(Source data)

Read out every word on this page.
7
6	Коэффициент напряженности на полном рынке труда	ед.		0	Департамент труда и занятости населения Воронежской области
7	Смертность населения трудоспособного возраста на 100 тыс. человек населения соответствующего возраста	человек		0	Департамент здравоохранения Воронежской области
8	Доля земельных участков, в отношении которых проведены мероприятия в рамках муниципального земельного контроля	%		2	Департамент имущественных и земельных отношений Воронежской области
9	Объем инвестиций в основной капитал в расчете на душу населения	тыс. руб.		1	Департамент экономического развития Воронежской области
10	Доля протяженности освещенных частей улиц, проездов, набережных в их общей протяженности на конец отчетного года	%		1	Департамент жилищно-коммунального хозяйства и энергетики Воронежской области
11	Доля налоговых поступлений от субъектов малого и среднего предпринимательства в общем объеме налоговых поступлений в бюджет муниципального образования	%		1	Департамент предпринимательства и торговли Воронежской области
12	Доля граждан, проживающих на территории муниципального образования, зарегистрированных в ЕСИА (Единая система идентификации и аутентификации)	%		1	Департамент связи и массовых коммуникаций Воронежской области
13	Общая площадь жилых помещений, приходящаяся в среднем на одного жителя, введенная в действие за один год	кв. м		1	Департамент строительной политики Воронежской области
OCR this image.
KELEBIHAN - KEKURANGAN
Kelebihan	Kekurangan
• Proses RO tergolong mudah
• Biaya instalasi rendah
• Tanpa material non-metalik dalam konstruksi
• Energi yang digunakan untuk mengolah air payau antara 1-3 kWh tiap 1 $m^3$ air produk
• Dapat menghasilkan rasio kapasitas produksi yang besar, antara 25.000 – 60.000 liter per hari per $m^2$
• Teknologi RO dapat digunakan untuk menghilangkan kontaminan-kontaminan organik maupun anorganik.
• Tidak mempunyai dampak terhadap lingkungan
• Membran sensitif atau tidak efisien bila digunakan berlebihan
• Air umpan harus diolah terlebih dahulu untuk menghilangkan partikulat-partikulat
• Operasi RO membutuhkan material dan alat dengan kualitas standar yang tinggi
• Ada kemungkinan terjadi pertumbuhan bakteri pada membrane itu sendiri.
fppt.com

__Required work__
Gather all lines from the records above in which "образования" appears.

__In response__
11	Доля налоговых поступлений от субъектов малого и среднего предпринимательства в общем объеме налоговых поступлений в бюджет муниципального образования	%		1	Департамент предпринимательства и торговли Воронежской области
12	Доля граждан, проживающих на территории муниципального образования, зарегистрированных в ЕСИА (Единая система идентификации и аутентификации)	%		1	Департамент связи и массовых коммуникаций Воронежской области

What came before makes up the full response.